[OBJECTIVE A] Update the nuclear deal text from "When asked if" up to and including "his opening remarks." by replacing "deceitful" with "dishonest", and give that part again.

[SOURCE]
When asked if he knew more about the nuclear deal than Prime Minister Dr Manmohan Singh, he said: "Who knows more would be judged by history long after we have all gone," he said.

"Leader of the Opposition L K Advani and other National Democratic Alliance leaders have already spoken of the government making India a laughing stock in the eyes of the world for the deceitful manner in which it approached the International Atomic Energy Agency," Yashwant Sinha said in his opening remarks.

He accused of Dr Manmohan Singh of going back on assurances given to Parliament.

On the draft of the Safeguards Agreement between India and the IAEA, he said, "Before we present our substantive comments on the draft, the BJP takes strong exception to the fact that a document that has serious long-term implications for India, and which has been made available to the governments and peoples of other countries -- indeed, to the entire world through the Internet -- was kept hidden from the political parties and people in India."

[INPUT DATA]
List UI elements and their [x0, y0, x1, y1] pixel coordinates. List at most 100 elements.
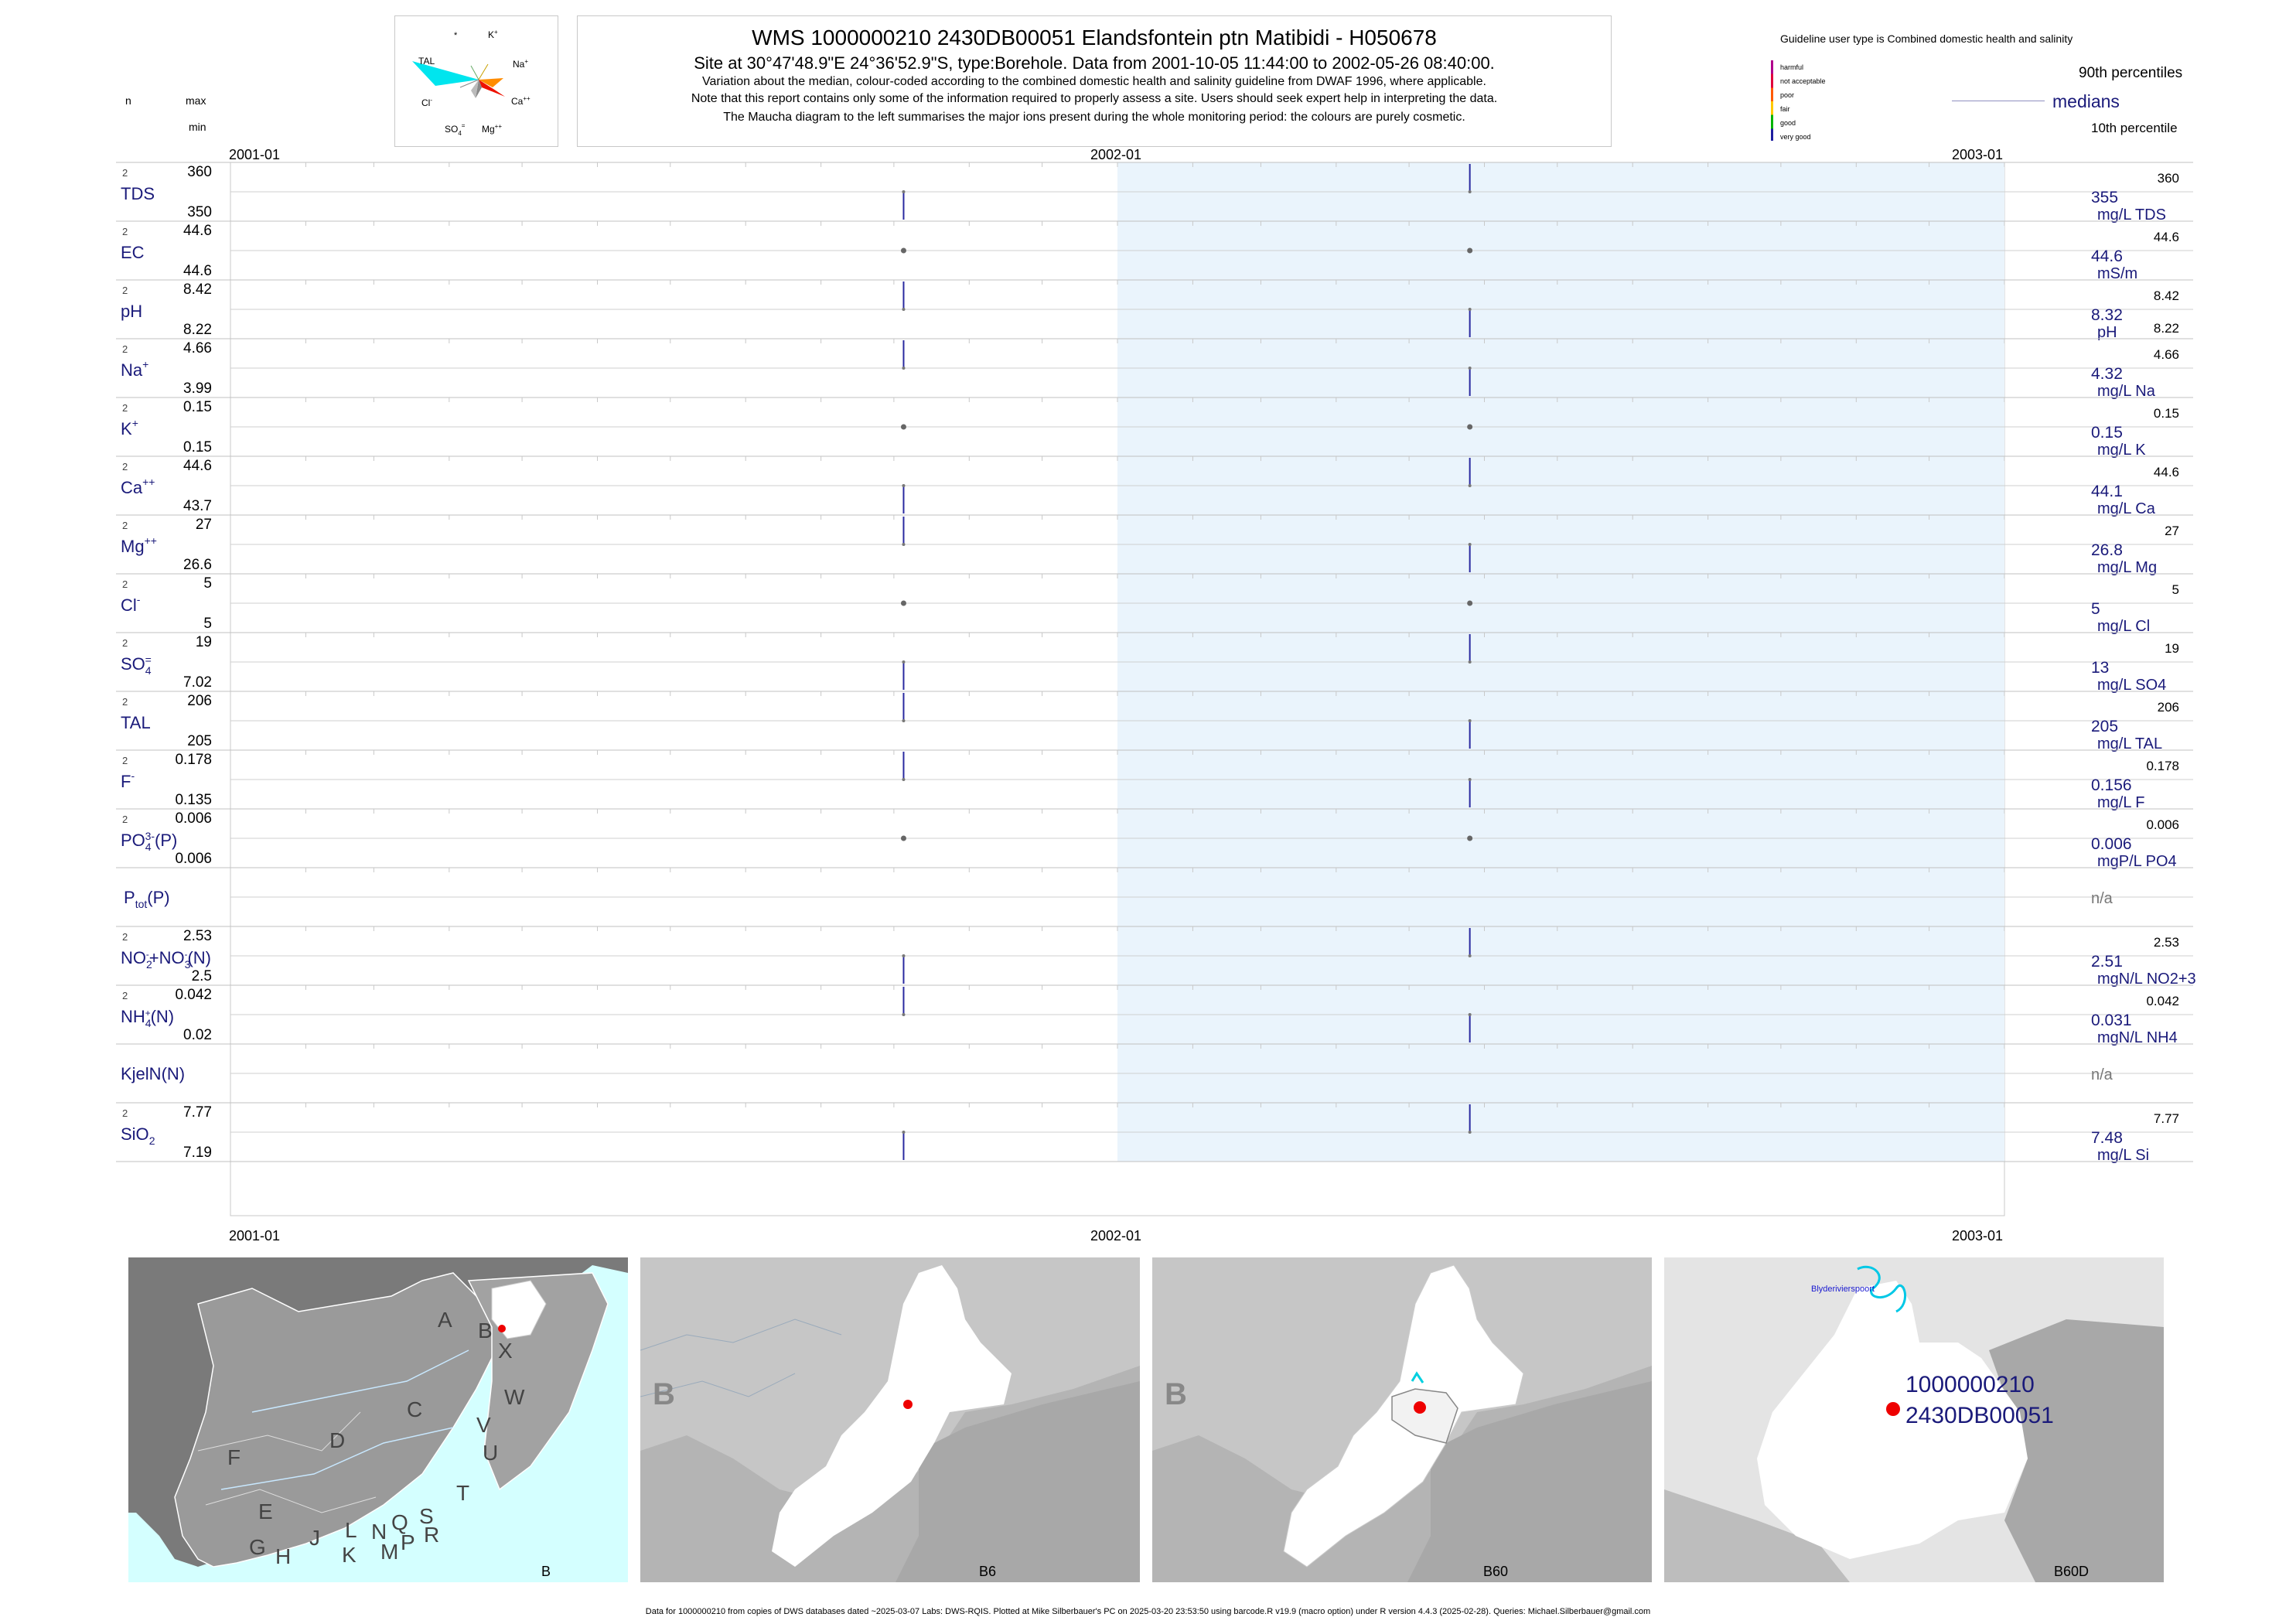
map-letter-b: B — [478, 1319, 493, 1343]
param-label: pH — [121, 302, 142, 321]
median-na: n/a — [2091, 1066, 2113, 1083]
row-max: 44.6 — [183, 458, 212, 474]
maucha-label-na: Na+ — [513, 58, 528, 70]
header-min: min — [189, 121, 206, 133]
map-caption-b6: B6 — [979, 1564, 996, 1579]
unit-label: mS/m — [2097, 265, 2137, 282]
unit-label: mg/L F — [2097, 794, 2145, 811]
row-max: 5 — [203, 575, 212, 592]
param-label-po4: PO43-(P) — [121, 830, 177, 853]
map-site-id-1: 1000000210 — [1905, 1372, 2035, 1397]
maucha-na-wedge — [479, 78, 503, 87]
sample-count: 2 — [122, 696, 128, 708]
p90-value: 5 — [2172, 582, 2179, 597]
sample-point — [1467, 424, 1473, 430]
site-marker-b60d — [1886, 1402, 1900, 1416]
param-label-sio2: SiO2 — [121, 1124, 155, 1147]
site-subtitle: Site at 30°47'48.9"E 24°36'52.9"S, type:… — [694, 53, 1495, 73]
row-min: 0.135 — [175, 792, 212, 808]
map-letter-j: J — [309, 1526, 320, 1550]
legend-very-good: very good — [1780, 133, 1811, 141]
median-value: 13 — [2091, 659, 2109, 677]
sample-point — [1467, 835, 1473, 841]
legend-good: good — [1780, 119, 1796, 127]
p90-value: 27 — [2165, 524, 2179, 538]
p90-value: 7.77 — [2154, 1111, 2179, 1126]
median-value: 205 — [2091, 718, 2118, 735]
sample-point — [900, 424, 906, 430]
median-value: 5 — [2091, 600, 2100, 618]
sample-count: 2 — [122, 990, 128, 1001]
note-line-2: Note that this report contains only some… — [691, 92, 1498, 105]
param-label-nh4: NH4+(N) — [121, 1007, 174, 1029]
param-label: Cl- — [121, 593, 141, 615]
sample-median-dot — [902, 719, 906, 722]
unit-label: mg/L Mg — [2097, 559, 2157, 576]
map-b60: B B60 — [1152, 1257, 1652, 1582]
sample-median-dot — [902, 660, 906, 664]
median-value: 0.156 — [2091, 776, 2132, 794]
barcode-chart: 2001-01 2001-01 2002-01 2002-01 2003-01 2003-… — [116, 147, 2196, 1244]
maucha-label-star: * — [454, 31, 458, 40]
sample-count: 2 — [122, 637, 128, 649]
row-min: 43.7 — [183, 498, 212, 514]
p90-value: 0.006 — [2146, 817, 2179, 832]
map-letter-x: X — [498, 1339, 513, 1363]
row-max: 206 — [187, 693, 212, 709]
x-tick-bottom: 2001-01 — [229, 1228, 280, 1244]
unit-label: mg/L K — [2097, 442, 2146, 459]
median-value: 355 — [2091, 189, 2118, 206]
guideline-legend: harmful not acceptable poor fair good ve… — [1771, 60, 1926, 145]
map-b6: B B6 — [640, 1257, 1140, 1582]
x-tick-bottom: 2003-01 — [1952, 1228, 2003, 1244]
row-max: 0.15 — [183, 399, 212, 415]
param-label: TAL — [121, 713, 151, 732]
page-title: WMS 1000000210 2430DB00051 Elandsfontein… — [752, 26, 1437, 49]
param-label: KjelN(N) — [121, 1064, 185, 1083]
map-letter-n: N — [371, 1520, 387, 1544]
row-min: 44.6 — [183, 263, 212, 279]
sample-median-dot — [902, 190, 906, 193]
median-value: 7.48 — [2091, 1129, 2123, 1147]
sample-count: 2 — [122, 226, 128, 237]
map-letter-q: Q — [391, 1510, 408, 1534]
sample-median-dot — [902, 484, 906, 487]
p90-value: 0.15 — [2154, 406, 2179, 421]
maucha-diagram: * K+ TAL Na+ Cl- Ca++ SO4= Mg++ — [394, 15, 558, 147]
row-min: 0.006 — [175, 851, 212, 867]
median-value: 2.51 — [2091, 953, 2123, 971]
p90-value: 19 — [2165, 641, 2179, 656]
header-n: n — [125, 94, 131, 107]
note-line-3: The Maucha diagram to the left summarise… — [723, 111, 1465, 124]
sample-median-dot — [1468, 1013, 1472, 1016]
map-letter-g: G — [249, 1535, 266, 1559]
map-letter-u: U — [483, 1441, 498, 1465]
map-letter-m: M — [380, 1540, 398, 1564]
sample-point — [900, 835, 906, 841]
p90-value: 0.178 — [2146, 759, 2179, 773]
maucha-label-cl: Cl- — [421, 97, 432, 108]
param-label: Ca++ — [121, 476, 155, 497]
row-min: 350 — [187, 204, 212, 220]
unit-label: mg/L SO4 — [2097, 677, 2166, 694]
map-b60d: Blyderivierspoort 1000000210 2430DB00051… — [1664, 1257, 2164, 1582]
map-letter-s: S — [419, 1504, 434, 1528]
map-b6-svg: B B6 — [640, 1257, 1140, 1582]
sample-median-dot — [1468, 954, 1472, 957]
map-caption-b60d: B60D — [2054, 1564, 2089, 1579]
map-b60-svg: B B60 — [1152, 1257, 1652, 1582]
sample-median-dot — [902, 308, 906, 311]
sample-median-dot — [1468, 484, 1472, 487]
p10-value: 8.22 — [2154, 321, 2179, 336]
x-tick-top: 2002-01 — [1090, 147, 1141, 162]
p90-value: 44.6 — [2154, 230, 2179, 244]
sample-median-dot — [902, 543, 906, 546]
footer-credits: Data for 1000000210 from copies of DWS d… — [645, 1607, 1651, 1616]
maucha-tal-wedge — [412, 61, 479, 86]
unit-label: mgN/L NH4 — [2097, 1029, 2178, 1046]
x-tick-bottom: 2002-01 — [1090, 1228, 1141, 1244]
maucha-mg-wedge — [476, 80, 482, 98]
maucha-svg: * K+ TAL Na+ Cl- Ca++ SO4= Mg++ — [412, 29, 531, 137]
sample-median-dot — [1468, 190, 1472, 193]
sample-median-dot — [1468, 543, 1472, 546]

[OBJECTIVE B] Reproduce the entries exactly, from the line with "map-letter-b: B — [478, 1319, 493, 1343]" up to and including the line with "site-marker-b60d — [1886, 1402, 1900, 1416]".

[RESPONSE A]
When asked if he knew more about the nuclear deal than Prime Minister Dr Manmohan Singh, he said: "Who knows more would be judged by history long after we have all gone," he said.

"Leader of the Opposition L K Advani and other National Democratic Alliance leaders have already spoken of the government making India a laughing stock in the eyes of the world for the dishonest manner in which it approached the International Atomic Energy Agency," Yashwant Sinha said in his opening remarks.

[RESPONSE B]
map-letter-b: B — [478, 1319, 493, 1343]
param-label: pH — [121, 302, 142, 321]
median-na: n/a — [2091, 1066, 2113, 1083]
row-max: 44.6 — [183, 458, 212, 474]
maucha-label-na: Na+ — [513, 58, 528, 70]
header-min: min — [189, 121, 206, 133]
map-caption-b6: B6 — [979, 1564, 996, 1579]
unit-label: mS/m — [2097, 265, 2137, 282]
unit-label: mg/L F — [2097, 794, 2145, 811]
row-max: 5 — [203, 575, 212, 592]
param-label-po4: PO43-(P) — [121, 830, 177, 853]
map-site-id-1: 1000000210 — [1905, 1372, 2035, 1397]
maucha-na-wedge — [479, 78, 503, 87]
sample-count: 2 — [122, 696, 128, 708]
p90-value: 5 — [2172, 582, 2179, 597]
sample-point — [1467, 424, 1473, 430]
site-marker-b60d — [1886, 1402, 1900, 1416]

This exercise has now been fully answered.